--- start of Task data ---

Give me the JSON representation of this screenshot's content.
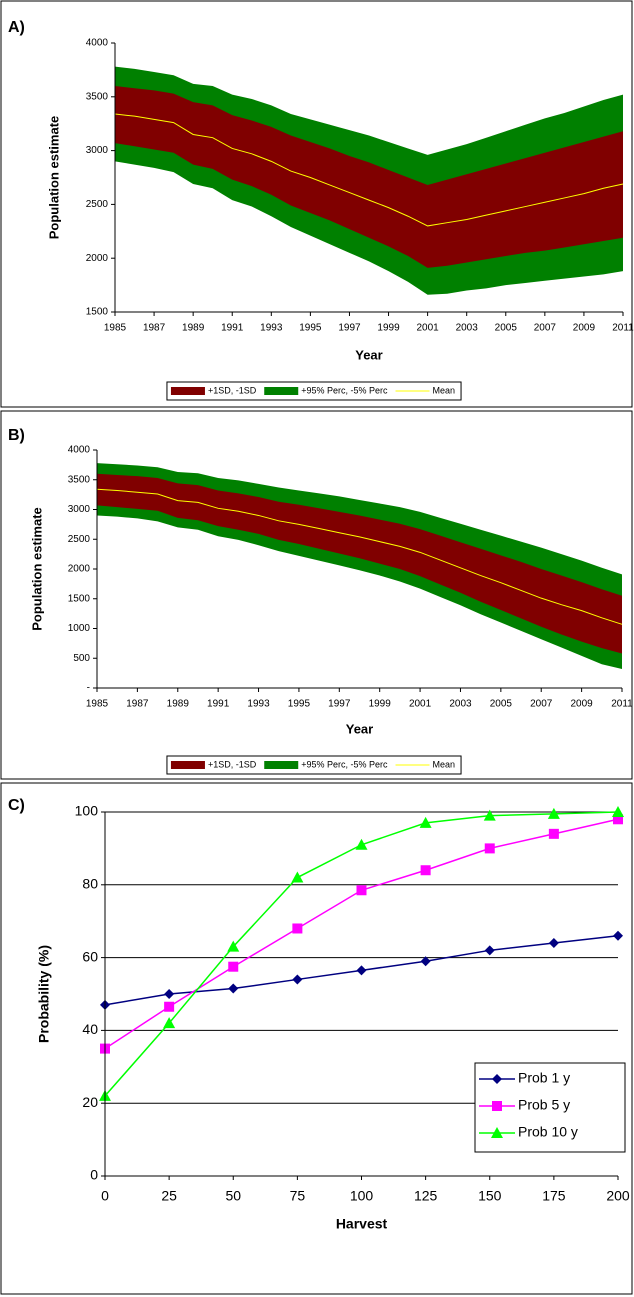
{
  "chart_data": [
    {
      "type": "band",
      "label": "A)",
      "x_label": "Year",
      "y_label": "Population estimate",
      "x": [
        1985,
        1986,
        1987,
        1988,
        1989,
        1990,
        1991,
        1992,
        1993,
        1994,
        1995,
        1996,
        1997,
        1998,
        1999,
        2000,
        2001,
        2002,
        2003,
        2004,
        2005,
        2006,
        2007,
        2008,
        2009,
        2010,
        2011
      ],
      "xlim": [
        1985,
        2011
      ],
      "xticks": [
        1985,
        1987,
        1989,
        1991,
        1993,
        1995,
        1997,
        1999,
        2001,
        2003,
        2005,
        2007,
        2009,
        2011
      ],
      "ylim": [
        1500,
        4000
      ],
      "yticks": [
        1500,
        2000,
        2500,
        3000,
        3500,
        4000
      ],
      "grid": false,
      "legend": "bottom",
      "series": [
        {
          "name": "+1SD, -1SD",
          "color": "#800000",
          "upper": [
            3600,
            3580,
            3560,
            3530,
            3450,
            3420,
            3330,
            3280,
            3220,
            3140,
            3080,
            3020,
            2950,
            2890,
            2820,
            2750,
            2680,
            2730,
            2780,
            2830,
            2880,
            2930,
            2980,
            3030,
            3080,
            3130,
            3180
          ],
          "lower": [
            3070,
            3040,
            3010,
            2980,
            2870,
            2830,
            2730,
            2670,
            2590,
            2490,
            2420,
            2350,
            2270,
            2190,
            2110,
            2020,
            1910,
            1930,
            1960,
            1990,
            2020,
            2050,
            2070,
            2100,
            2130,
            2160,
            2190
          ]
        },
        {
          "name": "+95% Perc, -5% Perc",
          "color": "#008000",
          "upper": [
            3780,
            3760,
            3730,
            3700,
            3620,
            3600,
            3520,
            3480,
            3420,
            3340,
            3290,
            3240,
            3190,
            3140,
            3080,
            3020,
            2960,
            3010,
            3060,
            3120,
            3180,
            3240,
            3300,
            3350,
            3410,
            3470,
            3520
          ],
          "lower": [
            2900,
            2870,
            2840,
            2800,
            2690,
            2650,
            2540,
            2480,
            2390,
            2290,
            2210,
            2130,
            2050,
            1970,
            1880,
            1780,
            1660,
            1670,
            1700,
            1720,
            1750,
            1770,
            1790,
            1810,
            1830,
            1850,
            1880
          ]
        },
        {
          "name": "Mean",
          "color": "#ffff00",
          "values": [
            3340,
            3320,
            3290,
            3260,
            3150,
            3120,
            3020,
            2970,
            2900,
            2810,
            2750,
            2680,
            2610,
            2540,
            2470,
            2390,
            2300,
            2330,
            2360,
            2400,
            2440,
            2480,
            2520,
            2560,
            2600,
            2650,
            2690
          ]
        }
      ]
    },
    {
      "type": "band",
      "label": "B)",
      "x_label": "Year",
      "y_label": "Population estimate",
      "x": [
        1985,
        1986,
        1987,
        1988,
        1989,
        1990,
        1991,
        1992,
        1993,
        1994,
        1995,
        1996,
        1997,
        1998,
        1999,
        2000,
        2001,
        2002,
        2003,
        2004,
        2005,
        2006,
        2007,
        2008,
        2009,
        2010,
        2011
      ],
      "xlim": [
        1985,
        2011
      ],
      "xticks": [
        1985,
        1987,
        1989,
        1991,
        1993,
        1995,
        1997,
        1999,
        2001,
        2003,
        2005,
        2007,
        2009,
        2011
      ],
      "ylim": [
        0,
        4000
      ],
      "yticks": [
        {
          "value": 0,
          "label": "-"
        },
        500,
        1000,
        1500,
        2000,
        2500,
        3000,
        3500,
        4000
      ],
      "grid": false,
      "legend": "bottom",
      "series": [
        {
          "name": "+1SD, -1SD",
          "color": "#800000",
          "upper": [
            3600,
            3580,
            3560,
            3530,
            3440,
            3410,
            3320,
            3270,
            3210,
            3130,
            3080,
            3020,
            2960,
            2900,
            2830,
            2760,
            2670,
            2560,
            2450,
            2340,
            2230,
            2120,
            2000,
            1890,
            1780,
            1660,
            1550
          ],
          "lower": [
            3070,
            3040,
            3010,
            2980,
            2860,
            2820,
            2720,
            2660,
            2590,
            2490,
            2420,
            2340,
            2260,
            2180,
            2090,
            2000,
            1880,
            1740,
            1600,
            1450,
            1310,
            1170,
            1030,
            900,
            780,
            670,
            580
          ]
        },
        {
          "name": "+95% Perc, -5% Perc",
          "color": "#008000",
          "upper": [
            3780,
            3760,
            3740,
            3710,
            3630,
            3610,
            3530,
            3490,
            3430,
            3370,
            3320,
            3270,
            3220,
            3160,
            3100,
            3040,
            2960,
            2860,
            2760,
            2660,
            2560,
            2460,
            2360,
            2250,
            2140,
            2020,
            1910
          ],
          "lower": [
            2900,
            2880,
            2850,
            2800,
            2700,
            2660,
            2550,
            2490,
            2400,
            2300,
            2220,
            2140,
            2060,
            1980,
            1890,
            1790,
            1670,
            1530,
            1390,
            1240,
            1100,
            960,
            820,
            680,
            540,
            400,
            320
          ]
        },
        {
          "name": "Mean",
          "color": "#ffff00",
          "values": [
            3340,
            3320,
            3290,
            3260,
            3150,
            3120,
            3020,
            2970,
            2900,
            2810,
            2750,
            2680,
            2610,
            2540,
            2460,
            2380,
            2280,
            2150,
            2020,
            1890,
            1770,
            1640,
            1510,
            1400,
            1300,
            1180,
            1070
          ]
        }
      ]
    },
    {
      "type": "line",
      "label": "C)",
      "x_label": "Harvest",
      "y_label": "Probability (%)",
      "x": [
        0,
        25,
        50,
        75,
        100,
        125,
        150,
        175,
        200
      ],
      "xlim": [
        0,
        200
      ],
      "xticks": [
        0,
        25,
        50,
        75,
        100,
        125,
        150,
        175,
        200
      ],
      "ylim": [
        0,
        100
      ],
      "yticks": [
        0,
        20,
        40,
        60,
        80,
        100
      ],
      "grid": true,
      "legend": "lower right",
      "series": [
        {
          "name": "Prob 1 y",
          "color": "#000080",
          "marker": "diamond",
          "values": [
            47,
            50,
            51.5,
            54,
            56.5,
            59,
            62,
            64,
            66
          ]
        },
        {
          "name": "Prob 5 y",
          "color": "#ff00ff",
          "marker": "square",
          "values": [
            35,
            46.5,
            57.5,
            68,
            78.5,
            84,
            90,
            94,
            98
          ]
        },
        {
          "name": "Prob 10 y",
          "color": "#00ff00",
          "marker": "triangle",
          "values": [
            22,
            42,
            63,
            82,
            91,
            97,
            99,
            99.5,
            100
          ]
        }
      ]
    }
  ]
}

--- end of Task data ---

Images in the data above are to be skipped. Retype all other material exactly.

Give me the JSON representation of this screenshot's content.
{
  "chart_data": [
    {
      "type": "band",
      "label": "A)",
      "x_label": "Year",
      "y_label": "Population estimate",
      "x": [
        1985,
        1986,
        1987,
        1988,
        1989,
        1990,
        1991,
        1992,
        1993,
        1994,
        1995,
        1996,
        1997,
        1998,
        1999,
        2000,
        2001,
        2002,
        2003,
        2004,
        2005,
        2006,
        2007,
        2008,
        2009,
        2010,
        2011
      ],
      "xlim": [
        1985,
        2011
      ],
      "xticks": [
        1985,
        1987,
        1989,
        1991,
        1993,
        1995,
        1997,
        1999,
        2001,
        2003,
        2005,
        2007,
        2009,
        2011
      ],
      "ylim": [
        1500,
        4000
      ],
      "yticks": [
        1500,
        2000,
        2500,
        3000,
        3500,
        4000
      ],
      "grid": false,
      "legend": "bottom",
      "series": [
        {
          "name": "+1SD, -1SD",
          "color": "#800000",
          "upper": [
            3600,
            3580,
            3560,
            3530,
            3450,
            3420,
            3330,
            3280,
            3220,
            3140,
            3080,
            3020,
            2950,
            2890,
            2820,
            2750,
            2680,
            2730,
            2780,
            2830,
            2880,
            2930,
            2980,
            3030,
            3080,
            3130,
            3180
          ],
          "lower": [
            3070,
            3040,
            3010,
            2980,
            2870,
            2830,
            2730,
            2670,
            2590,
            2490,
            2420,
            2350,
            2270,
            2190,
            2110,
            2020,
            1910,
            1930,
            1960,
            1990,
            2020,
            2050,
            2070,
            2100,
            2130,
            2160,
            2190
          ]
        },
        {
          "name": "+95% Perc, -5% Perc",
          "color": "#008000",
          "upper": [
            3780,
            3760,
            3730,
            3700,
            3620,
            3600,
            3520,
            3480,
            3420,
            3340,
            3290,
            3240,
            3190,
            3140,
            3080,
            3020,
            2960,
            3010,
            3060,
            3120,
            3180,
            3240,
            3300,
            3350,
            3410,
            3470,
            3520
          ],
          "lower": [
            2900,
            2870,
            2840,
            2800,
            2690,
            2650,
            2540,
            2480,
            2390,
            2290,
            2210,
            2130,
            2050,
            1970,
            1880,
            1780,
            1660,
            1670,
            1700,
            1720,
            1750,
            1770,
            1790,
            1810,
            1830,
            1850,
            1880
          ]
        },
        {
          "name": "Mean",
          "color": "#ffff00",
          "values": [
            3340,
            3320,
            3290,
            3260,
            3150,
            3120,
            3020,
            2970,
            2900,
            2810,
            2750,
            2680,
            2610,
            2540,
            2470,
            2390,
            2300,
            2330,
            2360,
            2400,
            2440,
            2480,
            2520,
            2560,
            2600,
            2650,
            2690
          ]
        }
      ]
    },
    {
      "type": "band",
      "label": "B)",
      "x_label": "Year",
      "y_label": "Population estimate",
      "x": [
        1985,
        1986,
        1987,
        1988,
        1989,
        1990,
        1991,
        1992,
        1993,
        1994,
        1995,
        1996,
        1997,
        1998,
        1999,
        2000,
        2001,
        2002,
        2003,
        2004,
        2005,
        2006,
        2007,
        2008,
        2009,
        2010,
        2011
      ],
      "xlim": [
        1985,
        2011
      ],
      "xticks": [
        1985,
        1987,
        1989,
        1991,
        1993,
        1995,
        1997,
        1999,
        2001,
        2003,
        2005,
        2007,
        2009,
        2011
      ],
      "ylim": [
        0,
        4000
      ],
      "yticks": [
        {
          "value": 0,
          "label": "-"
        },
        500,
        1000,
        1500,
        2000,
        2500,
        3000,
        3500,
        4000
      ],
      "grid": false,
      "legend": "bottom",
      "series": [
        {
          "name": "+1SD, -1SD",
          "color": "#800000",
          "upper": [
            3600,
            3580,
            3560,
            3530,
            3440,
            3410,
            3320,
            3270,
            3210,
            3130,
            3080,
            3020,
            2960,
            2900,
            2830,
            2760,
            2670,
            2560,
            2450,
            2340,
            2230,
            2120,
            2000,
            1890,
            1780,
            1660,
            1550
          ],
          "lower": [
            3070,
            3040,
            3010,
            2980,
            2860,
            2820,
            2720,
            2660,
            2590,
            2490,
            2420,
            2340,
            2260,
            2180,
            2090,
            2000,
            1880,
            1740,
            1600,
            1450,
            1310,
            1170,
            1030,
            900,
            780,
            670,
            580
          ]
        },
        {
          "name": "+95% Perc, -5% Perc",
          "color": "#008000",
          "upper": [
            3780,
            3760,
            3740,
            3710,
            3630,
            3610,
            3530,
            3490,
            3430,
            3370,
            3320,
            3270,
            3220,
            3160,
            3100,
            3040,
            2960,
            2860,
            2760,
            2660,
            2560,
            2460,
            2360,
            2250,
            2140,
            2020,
            1910
          ],
          "lower": [
            2900,
            2880,
            2850,
            2800,
            2700,
            2660,
            2550,
            2490,
            2400,
            2300,
            2220,
            2140,
            2060,
            1980,
            1890,
            1790,
            1670,
            1530,
            1390,
            1240,
            1100,
            960,
            820,
            680,
            540,
            400,
            320
          ]
        },
        {
          "name": "Mean",
          "color": "#ffff00",
          "values": [
            3340,
            3320,
            3290,
            3260,
            3150,
            3120,
            3020,
            2970,
            2900,
            2810,
            2750,
            2680,
            2610,
            2540,
            2460,
            2380,
            2280,
            2150,
            2020,
            1890,
            1770,
            1640,
            1510,
            1400,
            1300,
            1180,
            1070
          ]
        }
      ]
    },
    {
      "type": "line",
      "label": "C)",
      "x_label": "Harvest",
      "y_label": "Probability (%)",
      "x": [
        0,
        25,
        50,
        75,
        100,
        125,
        150,
        175,
        200
      ],
      "xlim": [
        0,
        200
      ],
      "xticks": [
        0,
        25,
        50,
        75,
        100,
        125,
        150,
        175,
        200
      ],
      "ylim": [
        0,
        100
      ],
      "yticks": [
        0,
        20,
        40,
        60,
        80,
        100
      ],
      "grid": true,
      "legend": "lower right",
      "series": [
        {
          "name": "Prob 1 y",
          "color": "#000080",
          "marker": "diamond",
          "values": [
            47,
            50,
            51.5,
            54,
            56.5,
            59,
            62,
            64,
            66
          ]
        },
        {
          "name": "Prob 5 y",
          "color": "#ff00ff",
          "marker": "square",
          "values": [
            35,
            46.5,
            57.5,
            68,
            78.5,
            84,
            90,
            94,
            98
          ]
        },
        {
          "name": "Prob 10 y",
          "color": "#00ff00",
          "marker": "triangle",
          "values": [
            22,
            42,
            63,
            82,
            91,
            97,
            99,
            99.5,
            100
          ]
        }
      ]
    }
  ]
}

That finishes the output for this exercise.